## WRITTEN INSTRUCTION
Write the material out again, line by line, exactly as it is.

## Items from a dataset
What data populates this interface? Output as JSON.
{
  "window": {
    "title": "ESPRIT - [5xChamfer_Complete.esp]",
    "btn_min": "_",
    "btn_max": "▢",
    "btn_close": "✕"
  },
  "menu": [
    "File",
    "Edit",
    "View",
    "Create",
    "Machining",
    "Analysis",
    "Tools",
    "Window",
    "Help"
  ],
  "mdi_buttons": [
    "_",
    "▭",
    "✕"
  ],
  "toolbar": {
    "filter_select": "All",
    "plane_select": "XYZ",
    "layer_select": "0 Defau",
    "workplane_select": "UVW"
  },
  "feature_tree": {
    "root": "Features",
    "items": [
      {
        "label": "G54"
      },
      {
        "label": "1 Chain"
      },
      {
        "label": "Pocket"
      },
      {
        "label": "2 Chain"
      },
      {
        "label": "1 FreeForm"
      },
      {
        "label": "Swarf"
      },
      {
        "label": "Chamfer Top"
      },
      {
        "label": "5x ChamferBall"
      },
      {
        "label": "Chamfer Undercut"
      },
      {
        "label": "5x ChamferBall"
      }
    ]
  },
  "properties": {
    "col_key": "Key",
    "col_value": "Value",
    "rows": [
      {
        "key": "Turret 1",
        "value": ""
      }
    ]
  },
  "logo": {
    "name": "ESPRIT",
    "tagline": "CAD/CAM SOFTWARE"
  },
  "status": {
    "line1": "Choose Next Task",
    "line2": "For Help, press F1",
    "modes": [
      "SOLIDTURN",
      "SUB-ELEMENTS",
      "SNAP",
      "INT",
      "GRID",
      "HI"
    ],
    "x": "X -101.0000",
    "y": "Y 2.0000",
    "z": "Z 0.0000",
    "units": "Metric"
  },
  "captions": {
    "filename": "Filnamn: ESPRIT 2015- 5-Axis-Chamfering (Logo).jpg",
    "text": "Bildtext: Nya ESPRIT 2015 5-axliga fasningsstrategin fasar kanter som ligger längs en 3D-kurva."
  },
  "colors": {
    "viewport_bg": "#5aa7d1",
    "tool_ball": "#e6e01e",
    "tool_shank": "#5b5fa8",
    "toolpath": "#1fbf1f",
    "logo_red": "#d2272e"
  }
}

## WRITTEN SOLUTION
What data populates this interface? Output as JSON.
{
  "window": {
    "title": "ESPRIT - [5xChamfer_Complete.esp]",
    "btn_min": "_",
    "btn_max": "▢",
    "btn_close": "✕"
  },
  "menu": [
    "File",
    "Edit",
    "View",
    "Create",
    "Machining",
    "Analysis",
    "Tools",
    "Window",
    "Help"
  ],
  "mdi_buttons": [
    "_",
    "▭",
    "✕"
  ],
  "toolbar": {
    "filter_select": "All",
    "plane_select": "XYZ",
    "layer_select": "0 Defau",
    "workplane_select": "UVW"
  },
  "feature_tree": {
    "root": "Features",
    "items": [
      {
        "label": "G54"
      },
      {
        "label": "1 Chain"
      },
      {
        "label": "Pocket"
      },
      {
        "label": "2 Chain"
      },
      {
        "label": "1 FreeForm"
      },
      {
        "label": "Swarf"
      },
      {
        "label": "Chamfer Top"
      },
      {
        "label": "5x ChamferBall"
      },
      {
        "label": "Chamfer Undercut"
      },
      {
        "label": "5x ChamferBall"
      }
    ]
  },
  "properties": {
    "col_key": "Key",
    "col_value": "Value",
    "rows": [
      {
        "key": "Turret 1",
        "value": ""
      }
    ]
  },
  "logo": {
    "name": "ESPRIT",
    "tagline": "CAD/CAM SOFTWARE"
  },
  "status": {
    "line1": "Choose Next Task",
    "line2": "For Help, press F1",
    "modes": [
      "SOLIDTURN",
      "SUB-ELEMENTS",
      "SNAP",
      "INT",
      "GRID",
      "HI"
    ],
    "x": "X -101.0000",
    "y": "Y 2.0000",
    "z": "Z 0.0000",
    "units": "Metric"
  },
  "captions": {
    "filename": "Filnamn: ESPRIT 2015- 5-Axis-Chamfering (Logo).jpg",
    "text": "Bildtext: Nya ESPRIT 2015 5-axliga fasningsstrategin fasar kanter som ligger längs en 3D-kurva."
  },
  "colors": {
    "viewport_bg": "#5aa7d1",
    "tool_ball": "#e6e01e",
    "tool_shank": "#5b5fa8",
    "toolpath": "#1fbf1f",
    "logo_red": "#d2272e"
  }
}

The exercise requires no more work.